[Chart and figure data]
-- start --
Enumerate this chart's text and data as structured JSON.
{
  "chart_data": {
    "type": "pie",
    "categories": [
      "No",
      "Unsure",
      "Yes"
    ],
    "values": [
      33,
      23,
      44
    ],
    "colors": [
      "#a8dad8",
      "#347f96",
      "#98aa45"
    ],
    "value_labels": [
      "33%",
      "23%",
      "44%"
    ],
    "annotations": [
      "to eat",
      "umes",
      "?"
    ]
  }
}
-- end --
**Exercise brief:**
Your task is to retype all the records above with nothing left out.

**Reply to the task:**
Enumerate this chart's text and data as structured JSON.
{
  "chart_data": {
    "type": "pie",
    "categories": [
      "No",
      "Unsure",
      "Yes"
    ],
    "values": [
      33,
      23,
      44
    ],
    "colors": [
      "#a8dad8",
      "#347f96",
      "#98aa45"
    ],
    "value_labels": [
      "33%",
      "23%",
      "44%"
    ],
    "annotations": [
      "to eat",
      "umes",
      "?"
    ]
  }
}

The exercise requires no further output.